— TO DO —
Write out each line of the listing as it stands, without the images.

(Excerpt from a dataset)

....

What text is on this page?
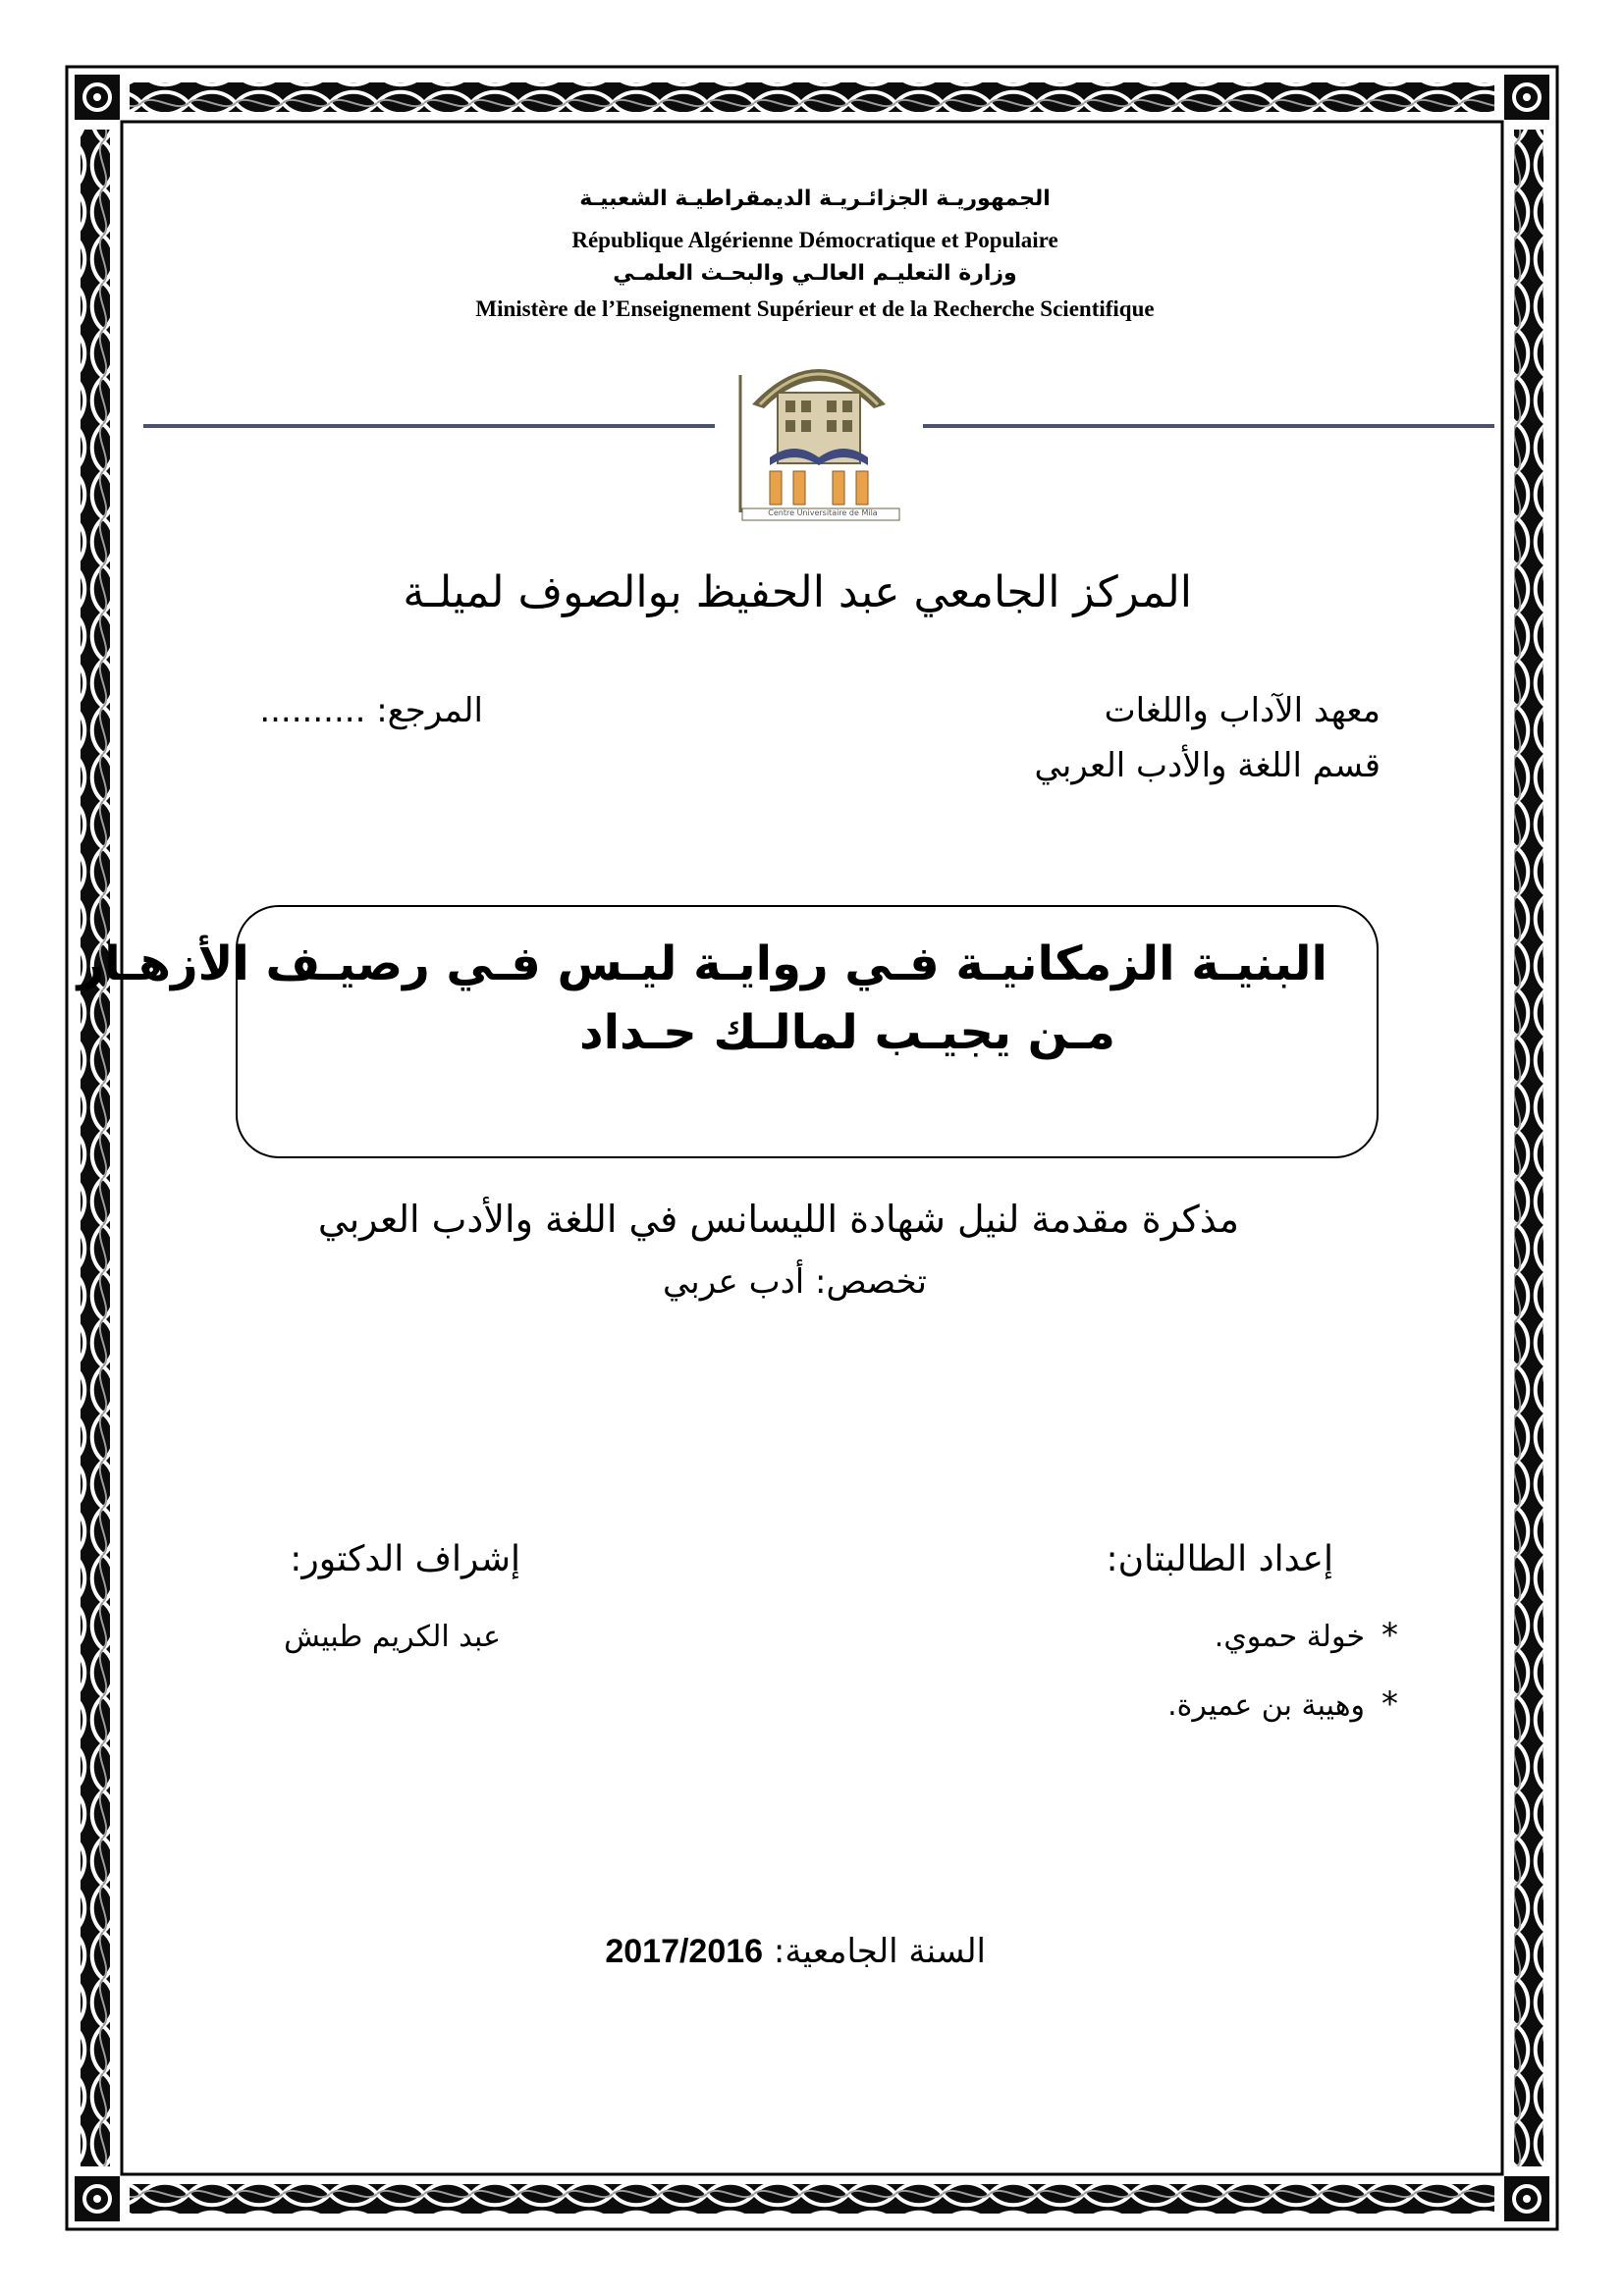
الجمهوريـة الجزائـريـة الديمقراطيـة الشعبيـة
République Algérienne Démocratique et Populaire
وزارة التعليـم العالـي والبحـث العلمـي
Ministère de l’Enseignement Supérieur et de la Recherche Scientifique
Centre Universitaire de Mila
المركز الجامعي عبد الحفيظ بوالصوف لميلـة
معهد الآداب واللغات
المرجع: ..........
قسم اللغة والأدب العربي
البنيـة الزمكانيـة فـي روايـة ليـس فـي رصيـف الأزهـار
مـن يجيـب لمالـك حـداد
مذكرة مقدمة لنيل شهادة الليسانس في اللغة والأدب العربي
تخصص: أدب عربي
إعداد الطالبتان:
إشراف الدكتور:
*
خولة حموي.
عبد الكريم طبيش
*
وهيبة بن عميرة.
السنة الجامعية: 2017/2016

....

— ANSWER TO THIS TASK —
What text is on this page?
الجمهوريـة الجزائـريـة الديمقراطيـة الشعبيـة
République Algérienne Démocratique et Populaire
وزارة التعليـم العالـي والبحـث العلمـي
Ministère de l’Enseignement Supérieur et de la Recherche Scientifique
Centre Universitaire de Mila
المركز الجامعي عبد الحفيظ بوالصوف لميلـة
معهد الآداب واللغات
المرجع: ..........
قسم اللغة والأدب العربي
البنيـة الزمكانيـة فـي روايـة ليـس فـي رصيـف الأزهـار
مـن يجيـب لمالـك حـداد
مذكرة مقدمة لنيل شهادة الليسانس في اللغة والأدب العربي
تخصص: أدب عربي
إعداد الطالبتان:
إشراف الدكتور:
*
خولة حموي.
عبد الكريم طبيش
*
وهيبة بن عميرة.
السنة الجامعية: 2017/2016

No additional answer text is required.